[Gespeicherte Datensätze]
((

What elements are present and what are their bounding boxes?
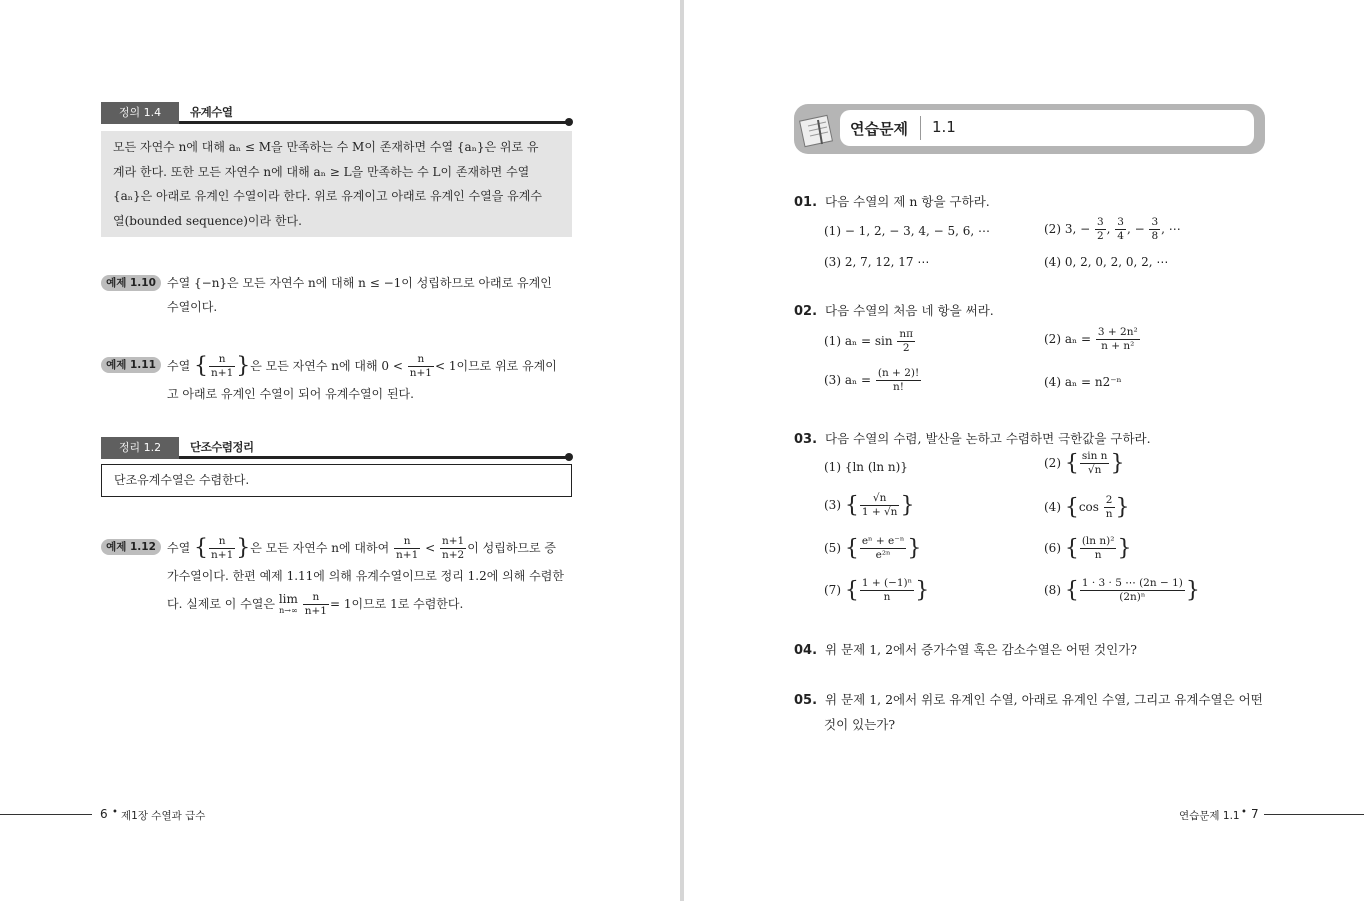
item-label: (5) [824, 541, 841, 555]
q03-item-2: (2) { $\frac{\text{sin n}}{√n}$ } [1044, 450, 1125, 476]
question-03 [794, 429, 1151, 447]
question-number: 01. [794, 195, 818, 210]
page-number: 6 [100, 807, 108, 821]
heading-dot [565, 453, 573, 461]
example-line [167, 350, 572, 382]
bullet: • [1241, 807, 1247, 818]
definition-line: {aₙ}은 아래로 유계인 수열이라 한다. 위로 유계이고 아래로 유계인 수열을 유계수 [113, 189, 542, 203]
text-run: 이 성립하므로 증 [467, 541, 557, 555]
frac-num: n+1 [441, 535, 465, 547]
heading-dot [565, 118, 573, 126]
text-run: 수열 [167, 359, 191, 373]
limit [279, 593, 298, 617]
less-than: < [425, 541, 436, 555]
q01-item-4: (4) 0, 2, 0, 2, 0, 2, ⋯ [1044, 255, 1169, 269]
fraction [408, 353, 434, 380]
page-number: 7 [1251, 807, 1259, 821]
item-label: (7) [824, 583, 841, 597]
chapter-title: 제1장 수열과 급수 [121, 810, 206, 822]
fraction: $\frac{n\pi}{2}$ [899, 328, 914, 354]
fraction: $\frac{√n}{1 + √n}$ [861, 492, 898, 518]
q02-item-1 [824, 328, 916, 355]
definition-line: 계라 한다. 또한 모든 자연수 n에 대해 aₙ ≥ L을 만족하는 수 L이 존재하면 수열 [113, 164, 530, 179]
lim-sub: n→∞ [279, 605, 298, 615]
right-page [684, 0, 1364, 901]
left-footer [0, 807, 300, 823]
frac-den: n+1 [304, 605, 327, 617]
frac-den: n+1 [409, 367, 432, 379]
exercise-header [794, 104, 1265, 154]
frac-den: n+1 [396, 549, 419, 561]
q01-item-2: (2) 3, − $\frac{3}{2}$ , $\frac{3}{4}$ , − $\frac{3}{8}$ , ⋯ [1044, 216, 1181, 242]
q01-item-3: (3) 2, 7, 12, 17 ⋯ [824, 255, 930, 269]
frac-num: n [408, 353, 434, 367]
q03-item-3: (3) { $\frac{√n}{1 + √n}$ } [824, 492, 915, 518]
definition-tag: 정의 1.4 [101, 102, 179, 124]
fraction [394, 535, 420, 562]
item-label: (2) 3, [1044, 222, 1077, 236]
example-line [167, 532, 572, 564]
item-label: (3) aₙ = [824, 373, 872, 387]
exercise-header-inner [840, 110, 1254, 146]
q02-item-3 [824, 367, 922, 394]
notebook-icon [796, 114, 840, 150]
question-02 [794, 301, 994, 319]
question-text: 다음 수열의 수렴, 발산을 논하고 수렴하면 극한값을 구하라. [825, 431, 1151, 446]
fraction: $\frac{3}{2}$ [1096, 216, 1104, 242]
fraction: $\frac{(n + 2)!}{n!}$ [877, 367, 920, 393]
fraction: $\frac{3}{4}$ [1117, 216, 1124, 242]
q03-item-7: (7) { $\frac{\text{1 + (−1)ⁿ}}{n}$ } [824, 577, 930, 603]
brace-left: { [194, 535, 209, 561]
theorem-box: 단조유계수열은 수렴한다. [101, 464, 572, 497]
example-tag: 예제 1.10 [101, 275, 161, 291]
definition-box [101, 131, 572, 237]
bullet: • [112, 807, 118, 818]
q03-item-4: (4) {cos $\frac{2}{n}$ } [1044, 494, 1130, 520]
heading-rule [179, 456, 569, 459]
question-text: 다음 수열의 제 n 항을 구하라. [825, 194, 990, 209]
question-number: 04. [794, 643, 818, 658]
q03-item-1: (1) {ln (ln n)} [824, 460, 908, 474]
q01-item-1: (1) − 1, 2, − 3, 4, − 5, 6, ⋯ [824, 224, 991, 238]
frac-den: n+1 [211, 367, 234, 379]
item-label: (1) aₙ = sin [824, 334, 893, 348]
item-label: (3) [824, 498, 841, 512]
question-number: 03. [794, 432, 818, 447]
fraction [209, 353, 235, 380]
heading-rule [179, 121, 569, 124]
text-run: 다. 실제로 이 수열은 [167, 597, 275, 611]
example-1-10-text [167, 271, 572, 319]
fraction: $\frac{\text{sin n}}{√n}$ [1081, 450, 1108, 476]
left-page [0, 0, 680, 901]
question-number: 02. [794, 304, 818, 319]
item-label: (8) [1044, 583, 1061, 597]
text-run: 수열 [167, 541, 191, 555]
question-text: 위 문제 1, 2에서 증가수열 혹은 감소수열은 어떤 것인가? [825, 642, 1137, 657]
example-1-12-text [167, 532, 572, 620]
question-text: 다음 수열의 처음 네 항을 써라. [825, 303, 994, 318]
frac-num: n [303, 591, 329, 605]
brace-right: } [236, 353, 251, 379]
fraction [303, 591, 329, 618]
fraction: $\frac{\text{1 + (−1)ⁿ}}{n}$ [861, 577, 913, 603]
definition-line: 모든 자연수 n에 대해 aₙ ≤ M을 만족하는 수 M이 존재하면 수열 {aₙ}은 위로 유 [113, 140, 539, 154]
fraction [440, 535, 466, 562]
q03-item-5: (5) { $\frac{\text{eⁿ + e⁻ⁿ}}{\text{e²ⁿ}}$ } [824, 535, 922, 561]
q03-item-6: (6) { $\frac{\text{(ln n)²}}{n}$ } [1044, 535, 1132, 561]
footer-rule [1264, 814, 1364, 815]
theorem-title: 단조수렴정리 [190, 440, 254, 454]
footer-rule [0, 814, 92, 815]
example-line: 수열이다. [167, 300, 218, 314]
fraction: $\frac{1 \cdot 3 \cdot 5 \cdots (2n - 1)}{\text{(2n)ⁿ}}$ [1081, 577, 1183, 603]
fraction: $\frac{\text{3 + 2n²}}{\text{n + n²}}$ [1097, 326, 1138, 352]
fraction: $\frac{\text{(ln n)²}}{n}$ [1081, 535, 1115, 561]
example-line: 고 아래로 유계인 수열이 되어 유계수열이 된다. [167, 387, 414, 401]
definition-title: 유계수열 [190, 105, 233, 119]
q03-item-8: (8) { $\frac{1 \cdot 3 \cdot 5 \cdots (2n - 1)}{\text{(2n)ⁿ}}$ } [1044, 577, 1200, 603]
text-run: < 1이므로 위로 유계이 [434, 359, 557, 373]
item-label: (4) [1044, 500, 1061, 514]
brace-left: { [194, 353, 209, 379]
fraction: $\frac{\text{eⁿ + e⁻ⁿ}}{\text{e²ⁿ}}$ [861, 535, 905, 561]
theorem-heading [101, 437, 573, 461]
example-line: 가수열이다. 한편 예제 1.11에 의해 유계수열이므로 정리 1.2에 의해 수렴한 [167, 569, 564, 583]
example-line: 수열 {−n}은 모든 자연수 n에 대해 n ≤ −1이 성립하므로 아래로 유계인 [167, 276, 552, 290]
lim-text: lim [278, 591, 298, 606]
q02-item-2 [1044, 326, 1141, 353]
theorem-tag: 정리 1.2 [101, 437, 179, 459]
fraction: $\frac{3}{8}$ [1151, 216, 1159, 242]
example-1-11-text [167, 350, 572, 406]
frac-den: n+1 [211, 549, 234, 561]
frac-num: n [209, 535, 235, 549]
exercise-number: 1.1 [932, 118, 956, 136]
definition-heading [101, 102, 573, 126]
definition-line: 열(bounded sequence)이라 한다. [113, 213, 302, 228]
question-04 [794, 640, 1137, 658]
example-line [167, 588, 572, 620]
frac-num: n [394, 535, 420, 549]
brace-right: } [236, 535, 251, 561]
text-run: 은 모든 자연수 n에 대해 0 < [250, 359, 403, 373]
example-tag: 예제 1.12 [101, 539, 161, 555]
separator [920, 116, 921, 140]
question-05 [794, 688, 1264, 737]
q02-item-4: (4) aₙ = n2⁻ⁿ [1044, 375, 1122, 389]
item-label: (2) aₙ = [1044, 332, 1092, 346]
text-run: 은 모든 자연수 n에 대하여 [250, 541, 390, 555]
question-number: 05. [794, 693, 818, 708]
example-tag: 예제 1.11 [101, 357, 161, 373]
right-footer [1179, 807, 1364, 823]
question-text-cont: 것이 있는가? [824, 717, 896, 732]
fraction [209, 535, 235, 562]
exercise-label: 연습문제 [850, 120, 908, 138]
question-01 [794, 192, 990, 210]
question-text: 위 문제 1, 2에서 위로 유계인 수열, 아래로 유계인 수열, 그리고 유계수열은 어떤 [825, 692, 1263, 707]
frac-den: n+2 [441, 549, 465, 561]
item-label: (2) [1044, 456, 1061, 470]
section-title: 연습문제 1.1 [1179, 810, 1240, 822]
fraction: $\frac{2}{n}$ [1105, 494, 1113, 520]
text-run: = 1이므로 1로 수렴한다. [329, 597, 464, 611]
item-label: (6) [1044, 541, 1061, 555]
frac-num: n [209, 353, 235, 367]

))

▶ [Arbeitsauftrag]:
Wiederhole wortgetreu den Abschnitt der Auflistung, der mit der Zeile beginnt, die „item-label: (5) [824, 541, 841, 555]“ enthält, und mit der Zeile endet, die „chapter-title: 제1장 수열과“ enthält. Beide Zeilen gehören dazu.

▶ [Lösung]:
item-label: (5) [824, 541, 841, 555]
q03-item-2: (2) { $\frac{\text{sin n}}{√n}$ } [1044, 450, 1125, 476]
question-03 [794, 429, 1151, 447]
question-number: 01. [794, 195, 818, 210]
page-number: 6 [100, 807, 108, 821]
heading-dot [565, 453, 573, 461]
example-line [167, 350, 572, 382]
bullet: • [1241, 807, 1247, 818]
definition-line: {aₙ}은 아래로 유계인 수열이라 한다. 위로 유계이고 아래로 유계인 수열을 유계수 [113, 189, 542, 203]
text-run: 이 성립하므로 증 [467, 541, 557, 555]
frac-num: n+1 [441, 535, 465, 547]
heading-dot [565, 118, 573, 126]
text-run: 수열 [167, 359, 191, 373]
limit [279, 593, 298, 617]
less-than: < [425, 541, 436, 555]
q01-item-4: (4) 0, 2, 0, 2, 0, 2, ⋯ [1044, 255, 1169, 269]
fraction [408, 353, 434, 380]
page-number: 7 [1251, 807, 1259, 821]
item-label: (7) [824, 583, 841, 597]
chapter-title: 제1장 수열과 급수 [121, 810, 206, 822]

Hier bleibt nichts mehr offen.